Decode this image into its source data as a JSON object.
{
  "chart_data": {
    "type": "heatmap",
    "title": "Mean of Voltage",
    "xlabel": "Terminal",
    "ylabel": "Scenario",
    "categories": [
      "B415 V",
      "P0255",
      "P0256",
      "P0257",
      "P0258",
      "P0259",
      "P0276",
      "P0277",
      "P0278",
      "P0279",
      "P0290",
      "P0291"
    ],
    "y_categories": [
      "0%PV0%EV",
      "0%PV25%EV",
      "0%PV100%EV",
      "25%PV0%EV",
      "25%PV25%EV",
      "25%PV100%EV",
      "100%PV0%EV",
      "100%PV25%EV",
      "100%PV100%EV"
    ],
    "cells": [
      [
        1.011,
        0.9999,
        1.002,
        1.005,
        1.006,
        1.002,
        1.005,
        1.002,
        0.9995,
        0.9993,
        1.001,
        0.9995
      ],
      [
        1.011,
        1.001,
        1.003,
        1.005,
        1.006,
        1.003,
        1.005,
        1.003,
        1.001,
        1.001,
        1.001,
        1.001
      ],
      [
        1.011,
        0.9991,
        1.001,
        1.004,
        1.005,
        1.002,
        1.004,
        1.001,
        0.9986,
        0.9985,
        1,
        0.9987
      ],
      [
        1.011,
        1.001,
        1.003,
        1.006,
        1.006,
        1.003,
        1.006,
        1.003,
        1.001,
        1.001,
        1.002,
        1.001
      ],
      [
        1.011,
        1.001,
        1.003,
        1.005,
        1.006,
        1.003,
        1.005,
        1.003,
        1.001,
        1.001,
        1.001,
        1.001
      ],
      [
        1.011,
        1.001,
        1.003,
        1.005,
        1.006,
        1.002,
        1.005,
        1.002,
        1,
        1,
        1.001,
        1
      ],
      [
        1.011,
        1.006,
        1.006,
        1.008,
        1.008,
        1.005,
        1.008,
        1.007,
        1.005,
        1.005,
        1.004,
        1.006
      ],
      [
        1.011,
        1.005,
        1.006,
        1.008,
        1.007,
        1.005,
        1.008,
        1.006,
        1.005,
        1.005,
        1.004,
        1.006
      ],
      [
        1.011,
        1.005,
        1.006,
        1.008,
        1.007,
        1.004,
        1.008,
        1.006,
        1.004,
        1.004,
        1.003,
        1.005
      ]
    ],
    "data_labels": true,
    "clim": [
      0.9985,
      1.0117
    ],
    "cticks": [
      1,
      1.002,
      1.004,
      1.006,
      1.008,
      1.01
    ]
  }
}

== == ==

__Exercise directions__:
From the records above, extract everything verbatim.

__Exercise output__:
Decode this image into its source data as a JSON object.
{
  "chart_data": {
    "type": "heatmap",
    "title": "Mean of Voltage",
    "xlabel": "Terminal",
    "ylabel": "Scenario",
    "categories": [
      "B415 V",
      "P0255",
      "P0256",
      "P0257",
      "P0258",
      "P0259",
      "P0276",
      "P0277",
      "P0278",
      "P0279",
      "P0290",
      "P0291"
    ],
    "y_categories": [
      "0%PV0%EV",
      "0%PV25%EV",
      "0%PV100%EV",
      "25%PV0%EV",
      "25%PV25%EV",
      "25%PV100%EV",
      "100%PV0%EV",
      "100%PV25%EV",
      "100%PV100%EV"
    ],
    "cells": [
      [
        1.011,
        0.9999,
        1.002,
        1.005,
        1.006,
        1.002,
        1.005,
        1.002,
        0.9995,
        0.9993,
        1.001,
        0.9995
      ],
      [
        1.011,
        1.001,
        1.003,
        1.005,
        1.006,
        1.003,
        1.005,
        1.003,
        1.001,
        1.001,
        1.001,
        1.001
      ],
      [
        1.011,
        0.9991,
        1.001,
        1.004,
        1.005,
        1.002,
        1.004,
        1.001,
        0.9986,
        0.9985,
        1,
        0.9987
      ],
      [
        1.011,
        1.001,
        1.003,
        1.006,
        1.006,
        1.003,
        1.006,
        1.003,
        1.001,
        1.001,
        1.002,
        1.001
      ],
      [
        1.011,
        1.001,
        1.003,
        1.005,
        1.006,
        1.003,
        1.005,
        1.003,
        1.001,
        1.001,
        1.001,
        1.001
      ],
      [
        1.011,
        1.001,
        1.003,
        1.005,
        1.006,
        1.002,
        1.005,
        1.002,
        1,
        1,
        1.001,
        1
      ],
      [
        1.011,
        1.006,
        1.006,
        1.008,
        1.008,
        1.005,
        1.008,
        1.007,
        1.005,
        1.005,
        1.004,
        1.006
      ],
      [
        1.011,
        1.005,
        1.006,
        1.008,
        1.007,
        1.005,
        1.008,
        1.006,
        1.005,
        1.005,
        1.004,
        1.006
      ],
      [
        1.011,
        1.005,
        1.006,
        1.008,
        1.007,
        1.004,
        1.008,
        1.006,
        1.004,
        1.004,
        1.003,
        1.005
      ]
    ],
    "data_labels": true,
    "clim": [
      0.9985,
      1.0117
    ],
    "cticks": [
      1,
      1.002,
      1.004,
      1.006,
      1.008,
      1.01
    ]
  }
}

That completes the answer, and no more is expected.